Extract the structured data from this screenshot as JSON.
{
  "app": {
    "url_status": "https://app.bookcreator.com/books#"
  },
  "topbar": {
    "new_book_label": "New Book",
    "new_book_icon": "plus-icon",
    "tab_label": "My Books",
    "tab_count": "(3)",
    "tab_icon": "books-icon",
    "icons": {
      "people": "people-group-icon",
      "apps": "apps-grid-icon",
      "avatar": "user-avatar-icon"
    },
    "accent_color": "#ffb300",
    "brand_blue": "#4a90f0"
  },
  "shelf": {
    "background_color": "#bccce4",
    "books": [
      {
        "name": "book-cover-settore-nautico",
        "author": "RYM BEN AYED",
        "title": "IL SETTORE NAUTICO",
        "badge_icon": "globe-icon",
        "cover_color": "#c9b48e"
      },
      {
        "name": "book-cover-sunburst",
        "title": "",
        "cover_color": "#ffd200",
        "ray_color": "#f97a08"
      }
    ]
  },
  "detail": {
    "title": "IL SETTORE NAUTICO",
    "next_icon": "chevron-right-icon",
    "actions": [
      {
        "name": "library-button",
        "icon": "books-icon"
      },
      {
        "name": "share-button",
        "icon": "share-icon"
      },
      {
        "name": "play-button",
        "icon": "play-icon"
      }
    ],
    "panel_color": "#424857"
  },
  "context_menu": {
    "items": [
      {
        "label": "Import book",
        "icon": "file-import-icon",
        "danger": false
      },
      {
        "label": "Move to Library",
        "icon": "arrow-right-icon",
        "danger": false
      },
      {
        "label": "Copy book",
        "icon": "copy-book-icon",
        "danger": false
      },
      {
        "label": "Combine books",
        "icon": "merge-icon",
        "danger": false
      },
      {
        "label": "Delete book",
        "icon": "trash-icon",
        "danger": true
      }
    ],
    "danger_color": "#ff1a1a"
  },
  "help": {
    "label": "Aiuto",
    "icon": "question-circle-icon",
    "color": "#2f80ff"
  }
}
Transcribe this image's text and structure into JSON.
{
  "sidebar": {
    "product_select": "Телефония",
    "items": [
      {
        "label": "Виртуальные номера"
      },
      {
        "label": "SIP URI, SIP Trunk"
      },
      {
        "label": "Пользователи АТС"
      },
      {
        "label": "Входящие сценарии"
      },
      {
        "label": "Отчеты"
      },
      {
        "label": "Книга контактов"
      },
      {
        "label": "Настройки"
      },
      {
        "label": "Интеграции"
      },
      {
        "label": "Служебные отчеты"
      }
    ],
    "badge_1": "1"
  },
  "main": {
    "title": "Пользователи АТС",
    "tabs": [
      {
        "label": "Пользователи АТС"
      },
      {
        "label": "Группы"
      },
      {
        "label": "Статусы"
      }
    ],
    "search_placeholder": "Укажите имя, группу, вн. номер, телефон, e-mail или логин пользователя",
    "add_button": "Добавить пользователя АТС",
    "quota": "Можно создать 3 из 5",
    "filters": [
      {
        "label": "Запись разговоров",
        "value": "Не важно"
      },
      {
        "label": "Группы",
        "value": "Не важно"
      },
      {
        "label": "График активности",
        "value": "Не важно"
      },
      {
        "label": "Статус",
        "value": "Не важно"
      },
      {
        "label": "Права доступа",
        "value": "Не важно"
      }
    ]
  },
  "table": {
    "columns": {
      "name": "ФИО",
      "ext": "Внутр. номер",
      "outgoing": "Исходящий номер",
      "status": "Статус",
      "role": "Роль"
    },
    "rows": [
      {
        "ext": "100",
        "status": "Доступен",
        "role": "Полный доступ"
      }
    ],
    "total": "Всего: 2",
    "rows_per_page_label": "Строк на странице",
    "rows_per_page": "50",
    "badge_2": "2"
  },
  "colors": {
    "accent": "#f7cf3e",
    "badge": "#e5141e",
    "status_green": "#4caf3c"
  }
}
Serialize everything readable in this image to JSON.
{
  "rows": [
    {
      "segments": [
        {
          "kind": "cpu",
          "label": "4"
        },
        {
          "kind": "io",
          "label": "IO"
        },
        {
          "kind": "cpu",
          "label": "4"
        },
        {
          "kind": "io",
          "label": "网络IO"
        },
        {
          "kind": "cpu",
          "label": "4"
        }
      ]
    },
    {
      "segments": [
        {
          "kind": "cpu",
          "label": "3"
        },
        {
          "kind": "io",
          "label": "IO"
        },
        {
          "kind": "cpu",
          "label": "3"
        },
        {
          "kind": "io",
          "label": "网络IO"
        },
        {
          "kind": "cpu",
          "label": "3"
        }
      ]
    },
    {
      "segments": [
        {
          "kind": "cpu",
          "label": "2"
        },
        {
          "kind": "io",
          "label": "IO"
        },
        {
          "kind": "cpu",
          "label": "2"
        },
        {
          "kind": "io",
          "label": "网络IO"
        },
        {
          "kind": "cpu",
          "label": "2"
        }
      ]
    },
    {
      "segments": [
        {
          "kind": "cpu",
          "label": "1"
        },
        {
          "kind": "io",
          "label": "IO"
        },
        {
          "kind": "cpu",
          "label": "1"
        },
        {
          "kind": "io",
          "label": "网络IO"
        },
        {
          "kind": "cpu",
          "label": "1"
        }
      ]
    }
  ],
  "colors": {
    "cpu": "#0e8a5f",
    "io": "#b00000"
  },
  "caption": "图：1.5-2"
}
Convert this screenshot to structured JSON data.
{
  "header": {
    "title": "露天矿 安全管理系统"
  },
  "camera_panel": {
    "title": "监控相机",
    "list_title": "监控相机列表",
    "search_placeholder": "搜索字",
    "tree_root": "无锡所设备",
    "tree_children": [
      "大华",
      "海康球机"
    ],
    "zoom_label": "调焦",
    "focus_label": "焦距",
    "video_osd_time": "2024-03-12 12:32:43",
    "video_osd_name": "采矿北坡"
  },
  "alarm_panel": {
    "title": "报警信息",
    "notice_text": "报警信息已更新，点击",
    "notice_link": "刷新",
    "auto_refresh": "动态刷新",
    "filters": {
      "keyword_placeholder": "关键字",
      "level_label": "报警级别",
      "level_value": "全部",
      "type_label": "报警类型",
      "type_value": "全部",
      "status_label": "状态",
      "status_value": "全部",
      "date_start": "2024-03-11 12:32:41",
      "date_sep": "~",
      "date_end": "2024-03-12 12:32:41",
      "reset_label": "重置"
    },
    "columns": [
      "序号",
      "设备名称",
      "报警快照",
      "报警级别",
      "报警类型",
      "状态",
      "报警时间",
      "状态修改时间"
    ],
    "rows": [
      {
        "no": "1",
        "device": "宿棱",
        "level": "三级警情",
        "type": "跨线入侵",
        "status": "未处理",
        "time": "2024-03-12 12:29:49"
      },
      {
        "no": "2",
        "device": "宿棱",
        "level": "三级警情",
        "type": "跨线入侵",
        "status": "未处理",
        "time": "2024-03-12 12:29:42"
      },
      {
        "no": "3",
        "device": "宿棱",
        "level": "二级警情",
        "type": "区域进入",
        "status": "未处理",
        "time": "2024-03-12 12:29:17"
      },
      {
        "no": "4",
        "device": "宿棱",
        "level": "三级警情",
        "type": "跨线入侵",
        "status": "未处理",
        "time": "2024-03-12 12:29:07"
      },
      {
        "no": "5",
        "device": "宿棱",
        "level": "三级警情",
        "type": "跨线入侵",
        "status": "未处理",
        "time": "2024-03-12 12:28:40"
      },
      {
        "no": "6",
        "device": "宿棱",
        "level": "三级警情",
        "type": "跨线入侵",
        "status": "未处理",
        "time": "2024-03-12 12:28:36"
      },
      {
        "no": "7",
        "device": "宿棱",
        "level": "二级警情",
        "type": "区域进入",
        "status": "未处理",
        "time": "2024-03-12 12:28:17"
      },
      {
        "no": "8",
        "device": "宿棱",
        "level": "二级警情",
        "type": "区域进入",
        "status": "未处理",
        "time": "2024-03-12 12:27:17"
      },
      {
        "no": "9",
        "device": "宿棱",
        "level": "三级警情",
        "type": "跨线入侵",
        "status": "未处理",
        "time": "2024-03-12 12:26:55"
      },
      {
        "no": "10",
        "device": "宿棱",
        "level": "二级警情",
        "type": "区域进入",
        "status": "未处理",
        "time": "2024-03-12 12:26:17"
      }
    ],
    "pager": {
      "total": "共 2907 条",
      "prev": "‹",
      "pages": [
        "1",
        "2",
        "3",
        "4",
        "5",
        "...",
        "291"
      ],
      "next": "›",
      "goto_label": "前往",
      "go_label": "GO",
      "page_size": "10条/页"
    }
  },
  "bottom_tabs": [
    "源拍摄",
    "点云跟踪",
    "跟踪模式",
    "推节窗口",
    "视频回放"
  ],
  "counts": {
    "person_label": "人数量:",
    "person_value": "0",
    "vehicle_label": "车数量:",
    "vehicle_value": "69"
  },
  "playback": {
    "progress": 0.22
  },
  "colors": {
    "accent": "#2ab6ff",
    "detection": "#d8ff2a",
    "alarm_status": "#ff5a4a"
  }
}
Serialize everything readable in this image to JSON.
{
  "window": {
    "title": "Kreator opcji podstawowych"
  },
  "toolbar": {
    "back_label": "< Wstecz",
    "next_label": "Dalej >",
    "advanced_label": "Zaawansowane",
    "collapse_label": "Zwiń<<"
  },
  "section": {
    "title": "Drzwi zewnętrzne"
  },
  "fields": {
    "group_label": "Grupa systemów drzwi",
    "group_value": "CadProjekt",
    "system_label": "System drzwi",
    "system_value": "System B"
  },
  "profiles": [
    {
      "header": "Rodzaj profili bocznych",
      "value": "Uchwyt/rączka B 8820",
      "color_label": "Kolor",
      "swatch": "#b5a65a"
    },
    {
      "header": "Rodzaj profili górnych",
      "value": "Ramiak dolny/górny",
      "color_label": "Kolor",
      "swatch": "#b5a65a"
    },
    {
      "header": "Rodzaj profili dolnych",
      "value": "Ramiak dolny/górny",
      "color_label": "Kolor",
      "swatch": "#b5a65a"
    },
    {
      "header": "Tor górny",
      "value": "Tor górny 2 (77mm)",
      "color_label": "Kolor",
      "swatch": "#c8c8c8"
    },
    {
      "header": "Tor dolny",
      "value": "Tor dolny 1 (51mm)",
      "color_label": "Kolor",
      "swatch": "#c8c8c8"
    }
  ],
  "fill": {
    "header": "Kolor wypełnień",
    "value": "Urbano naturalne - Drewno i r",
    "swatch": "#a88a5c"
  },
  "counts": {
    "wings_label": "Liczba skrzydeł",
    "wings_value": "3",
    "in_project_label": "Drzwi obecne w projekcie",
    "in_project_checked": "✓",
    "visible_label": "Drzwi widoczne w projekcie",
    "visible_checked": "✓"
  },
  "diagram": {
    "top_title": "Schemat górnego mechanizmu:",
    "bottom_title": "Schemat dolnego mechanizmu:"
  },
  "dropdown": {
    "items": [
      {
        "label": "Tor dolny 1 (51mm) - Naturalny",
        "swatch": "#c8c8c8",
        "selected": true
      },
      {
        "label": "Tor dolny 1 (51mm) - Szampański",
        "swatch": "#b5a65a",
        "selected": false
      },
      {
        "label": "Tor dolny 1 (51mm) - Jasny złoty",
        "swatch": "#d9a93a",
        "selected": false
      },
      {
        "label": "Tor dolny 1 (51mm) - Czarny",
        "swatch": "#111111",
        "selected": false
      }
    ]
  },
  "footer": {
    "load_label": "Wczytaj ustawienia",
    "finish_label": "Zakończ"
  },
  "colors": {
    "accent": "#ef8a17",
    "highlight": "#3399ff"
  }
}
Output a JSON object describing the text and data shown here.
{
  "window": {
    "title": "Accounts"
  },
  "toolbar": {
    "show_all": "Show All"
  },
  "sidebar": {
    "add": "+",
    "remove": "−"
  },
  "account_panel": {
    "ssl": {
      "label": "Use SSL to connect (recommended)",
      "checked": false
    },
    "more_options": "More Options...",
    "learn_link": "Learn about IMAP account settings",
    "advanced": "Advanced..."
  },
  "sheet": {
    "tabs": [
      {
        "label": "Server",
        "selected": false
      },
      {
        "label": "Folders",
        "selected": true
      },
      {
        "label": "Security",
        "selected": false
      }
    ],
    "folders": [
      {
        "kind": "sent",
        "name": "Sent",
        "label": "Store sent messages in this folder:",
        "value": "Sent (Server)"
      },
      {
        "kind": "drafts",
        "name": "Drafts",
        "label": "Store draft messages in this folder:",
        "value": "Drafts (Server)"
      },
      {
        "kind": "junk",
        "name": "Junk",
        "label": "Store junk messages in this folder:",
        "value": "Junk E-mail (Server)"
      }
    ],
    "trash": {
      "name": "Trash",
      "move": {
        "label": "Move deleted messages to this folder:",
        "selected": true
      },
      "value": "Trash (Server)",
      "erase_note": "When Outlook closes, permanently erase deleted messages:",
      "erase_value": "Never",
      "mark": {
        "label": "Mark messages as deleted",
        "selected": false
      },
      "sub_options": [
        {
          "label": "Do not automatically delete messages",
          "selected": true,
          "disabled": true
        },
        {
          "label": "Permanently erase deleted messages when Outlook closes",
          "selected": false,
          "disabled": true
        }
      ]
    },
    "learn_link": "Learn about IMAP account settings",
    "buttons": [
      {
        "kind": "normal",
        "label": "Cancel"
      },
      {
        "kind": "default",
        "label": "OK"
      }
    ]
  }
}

____________

JOB: How many lines in these entries hold the string "projekcie"? Answer with the number alone.

RESPONSE: 2